──────── Reading passage

0

So I have 2 questions about pipes in c :

1:

When i fork a process after creating a pipe in order to make the parent write to the pipe and the child read from it, How it's synchronized ? : the parent always send data before the child attempts to read that data although they are running concurrently? why i don't fall on the case where the child start reading before the parent try to send its data ?

2:

This is about file descriptors of the pipe, referring to the code below how can parent-process close the pipe-output file-descriptor while the child doesn't access to that file yet ? , assuming the parent starts first.

Any help will be appreciated, Thank you !

#include <stdio.h>                                                                                 
#include <stdlib.h>                                                             
#include <unistd.h>                                                             
#include <sys/wait.h>                                                            
#include <stdlib.h>

#define BUFFER_SIZE  256

int main(int argc , char*argv[])
{
pid_t  worker_pid ;
int descriptor[2];
unsigned char bufferR[256] , bufferW[256];

/***************************** create pipe ********************/

puts("pipe creation");
if (pipe(descriptor) !=0)
    {
        fprintf(stderr,"error in the pipe");
        exit(1);
    }

/***************************** create processes ********************/

puts("now fork processes");
worker_pid = fork(); // fork process 
if (worker_pid == -1 ) // error forking processes
    {
        fprintf(stderr,"error in fork");
        exit(2);
    }


/*********************** communicate processes ********************/

if (worker_pid == 0) // in the child process :  the reader
    {
     close(descriptor[1]); // close input file descriptor , ok because parent finished writing
     read(descriptor[0],bufferR,BUFFER_SIZE);
     printf("i'm the child process and i read : %s \n",bufferR);
    }


if (worker_pid !=0)
    {
       // is there any case where child attempts to read before parent writting ?
       close(descriptor[0]);// close file descriptor of child before it reads ?

────────────────

Required tasks
(1) In the question about pipes in C, what value is BUFFER_SIZE defined as?
(2) Rename "child" to "reader" throughout the pipe question, starting with "So I have 2" and going on through "Thank you !".
The data that follows was taken from a different source.

──────── Raw data

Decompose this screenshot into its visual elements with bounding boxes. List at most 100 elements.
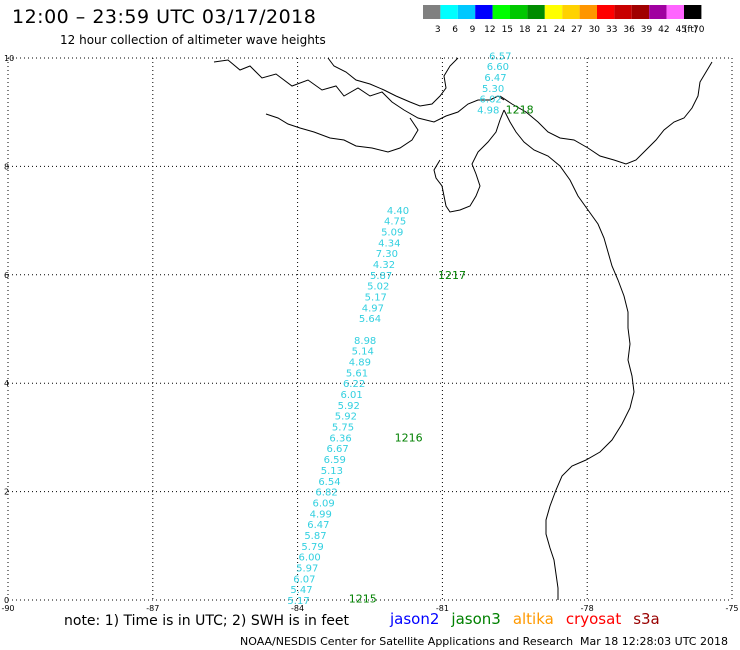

────────────────

Final results
(1) BUFFER_SIZE is defined as 256.

(2)
So I have 2 questions about pipes in c :

1:

When i fork a process after creating a pipe in order to make the parent write to the pipe and the reader read from it, How it's synchronized ? : the parent always send data before the reader attempts to read that data although they are running concurrently? why i don't fall on the case where the reader start reading before the parent try to send its data ?

2:

This is about file descriptors of the pipe, referring to the code below how can parent-process close the pipe-output file-descriptor while the reader doesn't access to that file yet ? , assuming the parent starts first.

Any help will be appreciated, Thank you !